EXERCISE GOAL =>
List each line of the data in which the string "专用设备制造业等行业" appears.

+++++

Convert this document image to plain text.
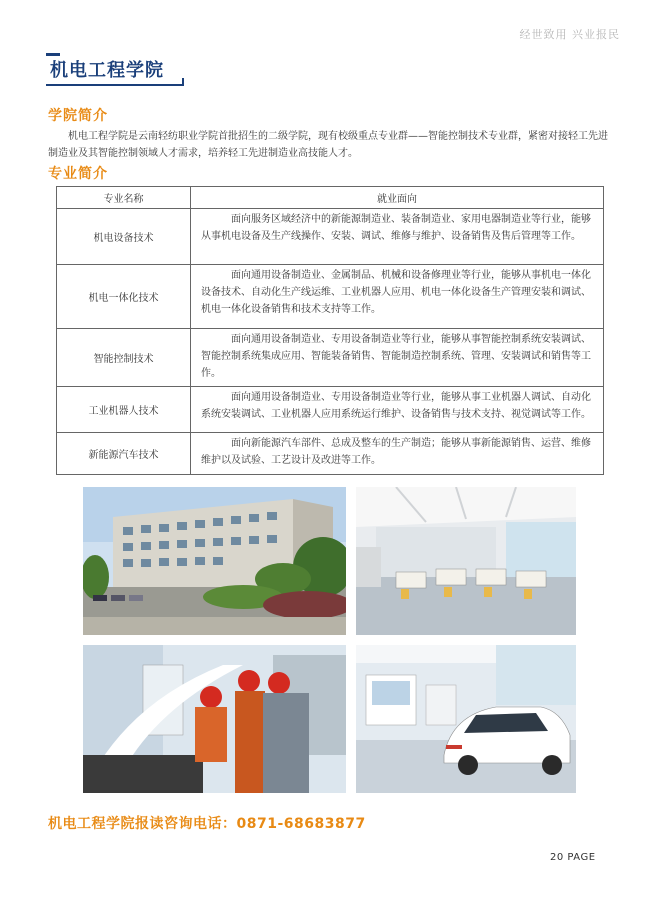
经世致用 兴业报民
机电工程学院
学院简介
机电工程学院是云南轻纺职业学院首批招生的二级学院，现有校级重点专业群——智能控制技术专业群，紧密对接轻工先进制造业及其智能控制领域人才需求，培养轻工先进制造业高技能人才。
专业简介
专业名称	就业面向
机电设备技术	面向服务区域经济中的新能源制造业、装备制造业、家用电器制造业等行业，能够从事机电设备及生产线操作、安装、调试、维修与维护、设备销售及售后管理等工作。
机电一体化技术	面向通用设备制造业、金属制品、机械和设备修理业等行业，能够从事机电一体化设备技术、自动化生产线运维、工业机器人应用、机电一体化设备生产管理安装和调试、机电一体化设备销售和技术支持等工作。
智能控制技术	面向通用设备制造业、专用设备制造业等行业，能够从事智能控制系统安装调试、智能控制系统集成应用、智能装备销售、智能制造控制系统、管理、安装调试和销售等工作。
工业机器人技术	面向通用设备制造业、专用设备制造业等行业，能够从事工业机器人调试、自动化系统安装调试、工业机器人应用系统运行维护、设备销售与技术支持、视觉调试等工作。
新能源汽车技术	面向新能源汽车部件、总成及整车的生产制造；能够从事新能源销售、运营、维修维护以及试验、工艺设计及改进等工作。
机电工程学院报读咨询电话：0871-68683877
20 PAGE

+++++

SOLUTION TO THE PROBLEM =>
智能控制技术	面向通用设备制造业、专用设备制造业等行业，能够从事智能控制系统安装调试、智能控制系统集成应用、智能装备销售、智能制造控制系统、管理、安装调试和销售等工作。
工业机器人技术	面向通用设备制造业、专用设备制造业等行业，能够从事工业机器人调试、自动化系统安装调试、工业机器人应用系统运行维护、设备销售与技术支持、视觉调试等工作。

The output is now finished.